▶ _ABOUT THIS EXERCISE_
Wherever the string "Schmutzfilm" occurs in a line of these records, report that line.

═════ GIVEN RECORDS ═════

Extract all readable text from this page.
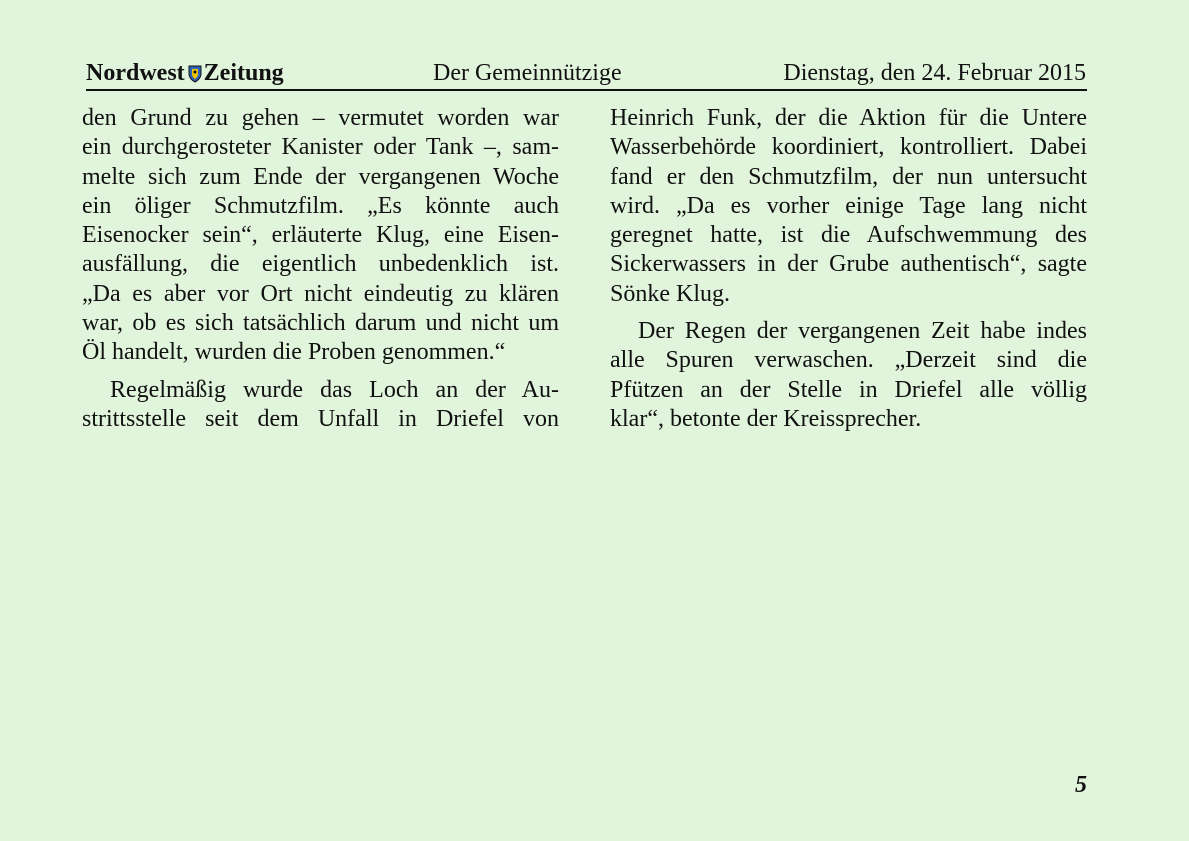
Nordwest Zeitung	Der Gemeinnützige	Dienstag, den 24. Februar 2015
den Grund zu gehen – vermutet worden war
ein durchgerosteter Kanister oder Tank –, sam-
melte sich zum Ende der vergangenen Woche
ein öliger Schmutzfilm. „Es könnte auch
Eisenocker sein“, erläuterte Klug, eine Eisen-
ausfällung, die eigentlich unbedenklich ist.
„Da es aber vor Ort nicht eindeutig zu klären
war, ob es sich tatsächlich darum und nicht um
Öl handelt, wurden die Proben genommen.“
Regelmäßig wurde das Loch an der Au-
strittsstelle seit dem Unfall in Driefel von
Heinrich Funk, der die Aktion für die Untere
Wasserbehörde koordiniert, kontrolliert. Dabei
fand er den Schmutzfilm, der nun untersucht
wird. „Da es vorher einige Tage lang nicht
geregnet hatte, ist die Aufschwemmung des
Sickerwassers in der Grube authentisch“, sagte
Sönke Klug.
Der Regen der vergangenen Zeit habe indes
alle Spuren verwaschen. „Derzeit sind die
Pfützen an der Stelle in Driefel alle völlig
klar“, betonte der Kreissprecher.
5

═════

▶ _COMPLETED EXERCISE_
ein öliger Schmutzfilm. „Es könnte auch
fand er den Schmutzfilm, der nun untersucht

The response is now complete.